◆ **WHAT IS EXPECTED**: Can you write out all the lines word for word, with no pictures?

◆ **DATA SHOWN**:
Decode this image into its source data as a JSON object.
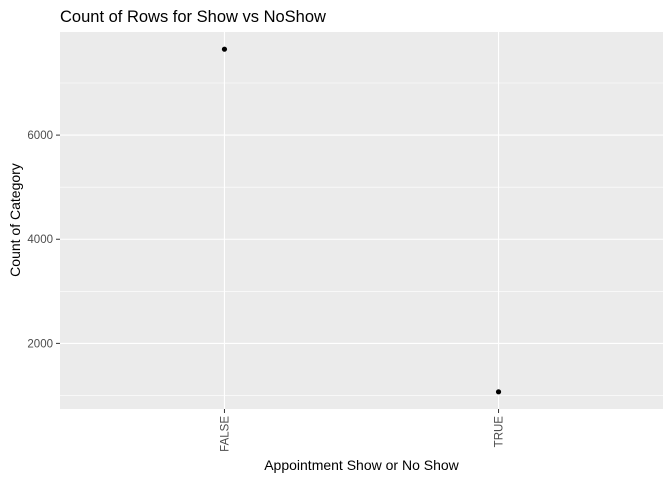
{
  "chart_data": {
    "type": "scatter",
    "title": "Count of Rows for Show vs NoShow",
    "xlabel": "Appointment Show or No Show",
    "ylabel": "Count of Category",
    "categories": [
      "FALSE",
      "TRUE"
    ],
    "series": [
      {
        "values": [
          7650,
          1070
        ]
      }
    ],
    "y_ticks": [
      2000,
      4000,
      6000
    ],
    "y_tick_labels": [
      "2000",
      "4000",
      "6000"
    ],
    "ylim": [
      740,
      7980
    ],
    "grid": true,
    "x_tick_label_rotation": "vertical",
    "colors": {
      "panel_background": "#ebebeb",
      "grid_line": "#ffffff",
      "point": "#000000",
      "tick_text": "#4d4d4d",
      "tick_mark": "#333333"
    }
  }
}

◆ **EXERCISE OUTPUT**:
Decode this image into its source data as a JSON object.
{
  "chart_data": {
    "type": "scatter",
    "title": "Count of Rows for Show vs NoShow",
    "xlabel": "Appointment Show or No Show",
    "ylabel": "Count of Category",
    "categories": [
      "FALSE",
      "TRUE"
    ],
    "series": [
      {
        "values": [
          7650,
          1070
        ]
      }
    ],
    "y_ticks": [
      2000,
      4000,
      6000
    ],
    "y_tick_labels": [
      "2000",
      "4000",
      "6000"
    ],
    "ylim": [
      740,
      7980
    ],
    "grid": true,
    "x_tick_label_rotation": "vertical",
    "colors": {
      "panel_background": "#ebebeb",
      "grid_line": "#ffffff",
      "point": "#000000",
      "tick_text": "#4d4d4d",
      "tick_mark": "#333333"
    }
  }
}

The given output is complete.